→ About this task:
Find the string "alles" in the listing below and return each line it appears in.

BEGIN Data

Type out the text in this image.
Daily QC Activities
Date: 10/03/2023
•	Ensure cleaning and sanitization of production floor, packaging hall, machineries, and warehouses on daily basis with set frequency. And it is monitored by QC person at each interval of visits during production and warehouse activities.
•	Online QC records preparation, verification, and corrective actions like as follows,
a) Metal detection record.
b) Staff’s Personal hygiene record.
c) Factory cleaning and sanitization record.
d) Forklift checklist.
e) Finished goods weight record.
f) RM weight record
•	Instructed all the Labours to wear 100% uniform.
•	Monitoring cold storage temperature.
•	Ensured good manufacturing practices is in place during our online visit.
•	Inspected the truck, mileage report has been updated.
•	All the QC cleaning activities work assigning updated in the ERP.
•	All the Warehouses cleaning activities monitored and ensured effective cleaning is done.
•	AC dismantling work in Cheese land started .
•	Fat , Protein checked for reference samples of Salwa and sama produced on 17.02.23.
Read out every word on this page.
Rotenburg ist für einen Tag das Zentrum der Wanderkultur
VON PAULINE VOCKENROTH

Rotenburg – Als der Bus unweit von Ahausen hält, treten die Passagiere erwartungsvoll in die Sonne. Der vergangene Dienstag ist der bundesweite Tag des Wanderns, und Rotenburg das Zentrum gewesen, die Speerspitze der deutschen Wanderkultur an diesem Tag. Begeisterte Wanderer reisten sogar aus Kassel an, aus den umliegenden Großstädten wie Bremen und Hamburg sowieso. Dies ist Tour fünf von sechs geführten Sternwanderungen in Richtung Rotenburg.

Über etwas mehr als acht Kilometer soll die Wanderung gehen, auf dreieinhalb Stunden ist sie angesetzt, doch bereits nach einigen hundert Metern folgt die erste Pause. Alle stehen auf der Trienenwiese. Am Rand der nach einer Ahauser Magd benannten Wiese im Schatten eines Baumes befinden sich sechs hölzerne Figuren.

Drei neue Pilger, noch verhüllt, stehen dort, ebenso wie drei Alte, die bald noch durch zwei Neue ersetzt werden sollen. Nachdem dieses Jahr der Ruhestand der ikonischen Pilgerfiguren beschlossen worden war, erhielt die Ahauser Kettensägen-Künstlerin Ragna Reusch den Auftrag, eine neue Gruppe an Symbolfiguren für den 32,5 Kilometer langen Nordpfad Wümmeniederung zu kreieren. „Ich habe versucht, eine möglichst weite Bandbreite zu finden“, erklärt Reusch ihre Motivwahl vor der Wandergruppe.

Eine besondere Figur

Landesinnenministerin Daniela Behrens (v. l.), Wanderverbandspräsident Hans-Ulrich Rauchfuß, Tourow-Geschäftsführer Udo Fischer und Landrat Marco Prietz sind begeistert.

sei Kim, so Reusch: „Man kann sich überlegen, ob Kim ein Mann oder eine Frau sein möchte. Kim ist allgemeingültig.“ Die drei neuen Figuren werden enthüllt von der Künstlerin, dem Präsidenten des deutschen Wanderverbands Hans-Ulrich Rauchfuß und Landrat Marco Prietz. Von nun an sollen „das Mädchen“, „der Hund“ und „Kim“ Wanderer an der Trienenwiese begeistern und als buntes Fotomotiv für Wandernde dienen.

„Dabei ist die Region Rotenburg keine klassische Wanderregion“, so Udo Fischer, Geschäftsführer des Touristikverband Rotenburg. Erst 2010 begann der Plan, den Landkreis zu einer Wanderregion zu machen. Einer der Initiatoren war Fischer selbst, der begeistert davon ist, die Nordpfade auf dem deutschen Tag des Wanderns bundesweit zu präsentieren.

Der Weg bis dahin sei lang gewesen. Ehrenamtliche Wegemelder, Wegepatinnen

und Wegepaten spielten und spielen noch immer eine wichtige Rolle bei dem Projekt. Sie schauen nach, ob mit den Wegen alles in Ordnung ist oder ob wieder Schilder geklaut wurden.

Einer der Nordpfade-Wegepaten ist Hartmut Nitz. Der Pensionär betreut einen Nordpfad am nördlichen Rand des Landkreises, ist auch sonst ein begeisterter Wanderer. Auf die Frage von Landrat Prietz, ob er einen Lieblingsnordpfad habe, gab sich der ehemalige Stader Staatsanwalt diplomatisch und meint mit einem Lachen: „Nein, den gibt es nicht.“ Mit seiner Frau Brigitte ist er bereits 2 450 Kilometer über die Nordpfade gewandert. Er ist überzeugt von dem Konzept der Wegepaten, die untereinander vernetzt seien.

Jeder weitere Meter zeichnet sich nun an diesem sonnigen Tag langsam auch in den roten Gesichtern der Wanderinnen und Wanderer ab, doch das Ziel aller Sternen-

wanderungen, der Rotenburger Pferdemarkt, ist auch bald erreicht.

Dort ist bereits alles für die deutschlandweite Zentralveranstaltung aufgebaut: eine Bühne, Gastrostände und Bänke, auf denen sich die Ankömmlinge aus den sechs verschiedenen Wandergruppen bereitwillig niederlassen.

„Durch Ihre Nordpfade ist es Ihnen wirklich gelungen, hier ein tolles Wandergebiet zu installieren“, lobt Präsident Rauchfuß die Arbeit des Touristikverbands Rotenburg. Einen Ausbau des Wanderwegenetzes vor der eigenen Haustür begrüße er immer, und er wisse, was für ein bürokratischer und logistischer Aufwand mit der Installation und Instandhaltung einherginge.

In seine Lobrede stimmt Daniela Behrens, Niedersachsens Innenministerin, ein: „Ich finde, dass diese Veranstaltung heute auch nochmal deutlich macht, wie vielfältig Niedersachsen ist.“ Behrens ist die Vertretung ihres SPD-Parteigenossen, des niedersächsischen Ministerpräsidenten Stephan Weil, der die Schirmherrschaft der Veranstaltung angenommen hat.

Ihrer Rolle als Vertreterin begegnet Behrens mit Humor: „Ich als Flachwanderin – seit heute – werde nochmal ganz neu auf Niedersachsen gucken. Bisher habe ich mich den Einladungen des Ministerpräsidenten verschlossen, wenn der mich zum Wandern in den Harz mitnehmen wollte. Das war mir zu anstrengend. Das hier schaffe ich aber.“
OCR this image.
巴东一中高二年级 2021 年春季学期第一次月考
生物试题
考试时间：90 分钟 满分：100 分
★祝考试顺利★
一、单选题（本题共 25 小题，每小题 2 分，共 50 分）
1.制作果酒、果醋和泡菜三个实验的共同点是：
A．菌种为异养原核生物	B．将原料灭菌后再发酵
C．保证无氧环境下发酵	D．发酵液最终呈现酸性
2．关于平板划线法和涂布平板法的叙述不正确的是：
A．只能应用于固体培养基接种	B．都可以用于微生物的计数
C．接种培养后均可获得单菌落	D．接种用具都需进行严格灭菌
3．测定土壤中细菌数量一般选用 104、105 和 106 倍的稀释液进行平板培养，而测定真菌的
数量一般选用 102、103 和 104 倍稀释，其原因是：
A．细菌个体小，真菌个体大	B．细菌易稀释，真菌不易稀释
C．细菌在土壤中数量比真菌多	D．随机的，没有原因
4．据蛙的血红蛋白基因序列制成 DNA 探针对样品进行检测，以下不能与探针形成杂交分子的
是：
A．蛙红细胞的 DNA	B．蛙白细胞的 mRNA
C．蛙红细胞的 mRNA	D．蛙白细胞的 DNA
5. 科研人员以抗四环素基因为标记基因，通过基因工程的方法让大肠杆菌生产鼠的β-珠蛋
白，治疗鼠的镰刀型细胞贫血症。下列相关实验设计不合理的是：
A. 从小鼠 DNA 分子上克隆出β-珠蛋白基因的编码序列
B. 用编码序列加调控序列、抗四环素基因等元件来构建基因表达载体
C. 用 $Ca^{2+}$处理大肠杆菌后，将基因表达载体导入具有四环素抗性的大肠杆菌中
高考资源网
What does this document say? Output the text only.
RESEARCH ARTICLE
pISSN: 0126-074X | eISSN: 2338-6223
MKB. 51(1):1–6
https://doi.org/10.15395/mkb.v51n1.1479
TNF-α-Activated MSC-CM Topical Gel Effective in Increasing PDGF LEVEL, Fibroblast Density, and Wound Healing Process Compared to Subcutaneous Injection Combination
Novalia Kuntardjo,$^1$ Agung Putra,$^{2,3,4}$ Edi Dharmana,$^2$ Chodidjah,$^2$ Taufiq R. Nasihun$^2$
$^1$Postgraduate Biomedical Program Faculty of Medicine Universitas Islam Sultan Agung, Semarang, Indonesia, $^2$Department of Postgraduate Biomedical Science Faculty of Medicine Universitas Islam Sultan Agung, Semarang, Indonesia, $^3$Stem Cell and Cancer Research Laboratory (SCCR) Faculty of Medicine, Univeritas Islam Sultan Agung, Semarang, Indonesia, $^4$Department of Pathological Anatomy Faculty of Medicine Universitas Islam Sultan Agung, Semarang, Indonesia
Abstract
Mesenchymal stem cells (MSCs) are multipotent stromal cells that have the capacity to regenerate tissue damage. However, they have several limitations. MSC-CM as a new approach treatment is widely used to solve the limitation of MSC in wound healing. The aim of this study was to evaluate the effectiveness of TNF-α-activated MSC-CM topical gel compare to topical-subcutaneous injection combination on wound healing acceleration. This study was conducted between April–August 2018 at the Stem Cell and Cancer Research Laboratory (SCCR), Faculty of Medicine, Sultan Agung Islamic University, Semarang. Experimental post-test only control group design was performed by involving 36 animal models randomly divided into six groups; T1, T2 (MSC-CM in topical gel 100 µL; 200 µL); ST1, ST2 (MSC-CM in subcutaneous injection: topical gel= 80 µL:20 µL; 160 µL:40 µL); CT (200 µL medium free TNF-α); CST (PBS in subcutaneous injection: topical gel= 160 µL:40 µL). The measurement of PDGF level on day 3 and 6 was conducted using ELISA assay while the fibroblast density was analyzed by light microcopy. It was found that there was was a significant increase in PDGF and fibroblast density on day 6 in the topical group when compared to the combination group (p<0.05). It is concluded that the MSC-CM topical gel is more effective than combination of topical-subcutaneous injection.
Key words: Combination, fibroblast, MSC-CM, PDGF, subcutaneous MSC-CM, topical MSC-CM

END Data

→ Result:
und Wegepaten spielten und spielen noch immer eine wichtige Rolle bei dem Projekt. Sie schauen nach, ob mit den Wegen alles in Ordnung ist oder ob wieder Schilder geklaut wurden.
Dort ist bereits alles für die deutschlandweite Zentralveranstaltung aufgebaut: eine Bühne, Gastrostände und Bänke, auf denen sich die Ankömmlinge aus den sechs verschiedenen Wandergruppen bereitwillig niederlassen.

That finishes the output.